### [Given instruction]
Each entry below is to be duplicated verbatim.

Extracted data entries:
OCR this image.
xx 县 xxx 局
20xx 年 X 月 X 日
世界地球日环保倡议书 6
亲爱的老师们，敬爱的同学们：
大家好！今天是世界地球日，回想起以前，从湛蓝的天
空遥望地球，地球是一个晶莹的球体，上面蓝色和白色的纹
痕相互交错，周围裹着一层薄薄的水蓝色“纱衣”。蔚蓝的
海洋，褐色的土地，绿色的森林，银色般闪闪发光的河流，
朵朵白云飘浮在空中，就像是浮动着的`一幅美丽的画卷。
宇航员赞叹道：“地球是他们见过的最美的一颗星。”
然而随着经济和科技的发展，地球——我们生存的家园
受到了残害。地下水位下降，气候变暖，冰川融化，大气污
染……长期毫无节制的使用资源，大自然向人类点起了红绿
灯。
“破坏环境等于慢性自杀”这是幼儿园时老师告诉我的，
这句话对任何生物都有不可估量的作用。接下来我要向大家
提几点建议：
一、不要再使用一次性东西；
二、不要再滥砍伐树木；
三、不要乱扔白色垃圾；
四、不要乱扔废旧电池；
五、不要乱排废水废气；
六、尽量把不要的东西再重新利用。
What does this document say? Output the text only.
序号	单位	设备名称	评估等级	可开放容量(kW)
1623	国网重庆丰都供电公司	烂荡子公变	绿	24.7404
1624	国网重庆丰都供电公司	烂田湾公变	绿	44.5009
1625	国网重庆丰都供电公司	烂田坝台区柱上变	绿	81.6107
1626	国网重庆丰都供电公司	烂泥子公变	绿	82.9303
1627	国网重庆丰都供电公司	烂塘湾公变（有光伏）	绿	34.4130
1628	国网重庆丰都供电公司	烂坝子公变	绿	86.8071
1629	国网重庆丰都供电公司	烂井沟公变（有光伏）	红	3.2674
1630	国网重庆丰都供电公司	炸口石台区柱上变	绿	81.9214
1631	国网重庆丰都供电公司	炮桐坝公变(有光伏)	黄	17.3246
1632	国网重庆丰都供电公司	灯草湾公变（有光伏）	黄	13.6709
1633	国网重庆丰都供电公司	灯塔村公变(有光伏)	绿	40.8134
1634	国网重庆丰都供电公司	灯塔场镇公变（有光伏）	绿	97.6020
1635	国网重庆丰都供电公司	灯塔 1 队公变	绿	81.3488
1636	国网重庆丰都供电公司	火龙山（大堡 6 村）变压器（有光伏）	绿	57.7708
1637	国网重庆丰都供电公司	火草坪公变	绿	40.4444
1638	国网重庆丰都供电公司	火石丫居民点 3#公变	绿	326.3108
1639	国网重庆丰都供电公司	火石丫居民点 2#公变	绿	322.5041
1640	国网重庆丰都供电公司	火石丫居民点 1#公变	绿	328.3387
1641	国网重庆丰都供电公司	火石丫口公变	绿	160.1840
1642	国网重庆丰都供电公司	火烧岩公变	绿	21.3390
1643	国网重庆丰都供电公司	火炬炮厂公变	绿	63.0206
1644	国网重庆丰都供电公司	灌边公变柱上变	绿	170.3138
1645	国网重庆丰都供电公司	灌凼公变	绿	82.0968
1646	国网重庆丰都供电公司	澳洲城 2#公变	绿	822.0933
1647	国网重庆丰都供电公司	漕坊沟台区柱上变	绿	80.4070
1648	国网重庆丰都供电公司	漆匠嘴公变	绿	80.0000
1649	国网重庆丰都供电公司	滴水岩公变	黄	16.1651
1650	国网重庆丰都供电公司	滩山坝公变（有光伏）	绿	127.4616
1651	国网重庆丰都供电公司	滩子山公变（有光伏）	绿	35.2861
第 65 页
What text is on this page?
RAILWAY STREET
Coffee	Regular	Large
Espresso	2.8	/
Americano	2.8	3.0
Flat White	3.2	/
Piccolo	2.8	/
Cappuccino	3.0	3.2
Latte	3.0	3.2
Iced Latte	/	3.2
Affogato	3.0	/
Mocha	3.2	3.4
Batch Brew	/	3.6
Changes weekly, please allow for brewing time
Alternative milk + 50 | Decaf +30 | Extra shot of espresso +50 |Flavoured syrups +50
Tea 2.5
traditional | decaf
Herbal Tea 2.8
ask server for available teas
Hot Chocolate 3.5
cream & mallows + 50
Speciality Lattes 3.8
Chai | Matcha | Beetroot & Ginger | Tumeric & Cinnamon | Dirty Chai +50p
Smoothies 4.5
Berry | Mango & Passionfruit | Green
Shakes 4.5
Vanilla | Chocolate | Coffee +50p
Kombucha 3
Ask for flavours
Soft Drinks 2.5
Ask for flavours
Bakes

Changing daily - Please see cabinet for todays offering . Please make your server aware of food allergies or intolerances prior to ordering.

### [Answer for this exercise]
OCR this image.
xx 县 xxx 局
20xx 年 X 月 X 日
世界地球日环保倡议书 6
亲爱的老师们，敬爱的同学们：
大家好！今天是世界地球日，回想起以前，从湛蓝的天
空遥望地球，地球是一个晶莹的球体，上面蓝色和白色的纹
痕相互交错，周围裹着一层薄薄的水蓝色“纱衣”。蔚蓝的
海洋，褐色的土地，绿色的森林，银色般闪闪发光的河流，
朵朵白云飘浮在空中，就像是浮动着的`一幅美丽的画卷。
宇航员赞叹道：“地球是他们见过的最美的一颗星。”
然而随着经济和科技的发展，地球——我们生存的家园
受到了残害。地下水位下降，气候变暖，冰川融化，大气污
染……长期毫无节制的使用资源，大自然向人类点起了红绿
灯。
“破坏环境等于慢性自杀”这是幼儿园时老师告诉我的，
这句话对任何生物都有不可估量的作用。接下来我要向大家
提几点建议：
一、不要再使用一次性东西；
二、不要再滥砍伐树木；
三、不要乱扔白色垃圾；
四、不要乱扔废旧电池；
五、不要乱排废水废气；
六、尽量把不要的东西再重新利用。
What does this document say? Output the text only.
序号	单位	设备名称	评估等级	可开放容量(kW)
1623	国网重庆丰都供电公司	烂荡子公变	绿	24.7404
1624	国网重庆丰都供电公司	烂田湾公变	绿	44.5009
1625	国网重庆丰都供电公司	烂田坝台区柱上变	绿	81.6107
1626	国网重庆丰都供电公司	烂泥子公变	绿	82.9303
1627	国网重庆丰都供电公司	烂塘湾公变（有光伏）	绿	34.4130
1628	国网重庆丰都供电公司	烂坝子公变	绿	86.8071
1629	国网重庆丰都供电公司	烂井沟公变（有光伏）	红	3.2674
1630	国网重庆丰都供电公司	炸口石台区柱上变	绿	81.9214
1631	国网重庆丰都供电公司	炮桐坝公变(有光伏)	黄	17.3246
1632	国网重庆丰都供电公司	灯草湾公变（有光伏）	黄	13.6709
1633	国网重庆丰都供电公司	灯塔村公变(有光伏)	绿	40.8134
1634	国网重庆丰都供电公司	灯塔场镇公变（有光伏）	绿	97.6020
1635	国网重庆丰都供电公司	灯塔 1 队公变	绿	81.3488
1636	国网重庆丰都供电公司	火龙山（大堡 6 村）变压器（有光伏）	绿	57.7708
1637	国网重庆丰都供电公司	火草坪公变	绿	40.4444
1638	国网重庆丰都供电公司	火石丫居民点 3#公变	绿	326.3108
1639	国网重庆丰都供电公司	火石丫居民点 2#公变	绿	322.5041
1640	国网重庆丰都供电公司	火石丫居民点 1#公变	绿	328.3387
1641	国网重庆丰都供电公司	火石丫口公变	绿	160.1840
1642	国网重庆丰都供电公司	火烧岩公变	绿	21.3390
1643	国网重庆丰都供电公司	火炬炮厂公变	绿	63.0206
1644	国网重庆丰都供电公司	灌边公变柱上变	绿	170.3138
1645	国网重庆丰都供电公司	灌凼公变	绿	82.0968
1646	国网重庆丰都供电公司	澳洲城 2#公变	绿	822.0933
1647	国网重庆丰都供电公司	漕坊沟台区柱上变	绿	80.4070
1648	国网重庆丰都供电公司	漆匠嘴公变	绿	80.0000
1649	国网重庆丰都供电公司	滴水岩公变	黄	16.1651
1650	国网重庆丰都供电公司	滩山坝公变（有光伏）	绿	127.4616
1651	国网重庆丰都供电公司	滩子山公变（有光伏）	绿	35.2861
第 65 页
What text is on this page?
RAILWAY STREET
Coffee	Regular	Large
Espresso	2.8	/
Americano	2.8	3.0
Flat White	3.2	/
Piccolo	2.8	/
Cappuccino	3.0	3.2
Latte	3.0	3.2
Iced Latte	/	3.2
Affogato	3.0	/
Mocha	3.2	3.4
Batch Brew	/	3.6
Changes weekly, please allow for brewing time
Alternative milk + 50 | Decaf +30 | Extra shot of espresso +50 |Flavoured syrups +50
Tea 2.5
traditional | decaf
Herbal Tea 2.8
ask server for available teas
Hot Chocolate 3.5
cream & mallows + 50
Speciality Lattes 3.8
Chai | Matcha | Beetroot & Ginger | Tumeric & Cinnamon | Dirty Chai +50p
Smoothies 4.5
Berry | Mango & Passionfruit | Green
Shakes 4.5
Vanilla | Chocolate | Coffee +50p
Kombucha 3
Ask for flavours
Soft Drinks 2.5
Ask for flavours
Bakes

Changing daily - Please see cabinet for todays offering . Please make your server aware of food allergies or intolerances prior to ordering.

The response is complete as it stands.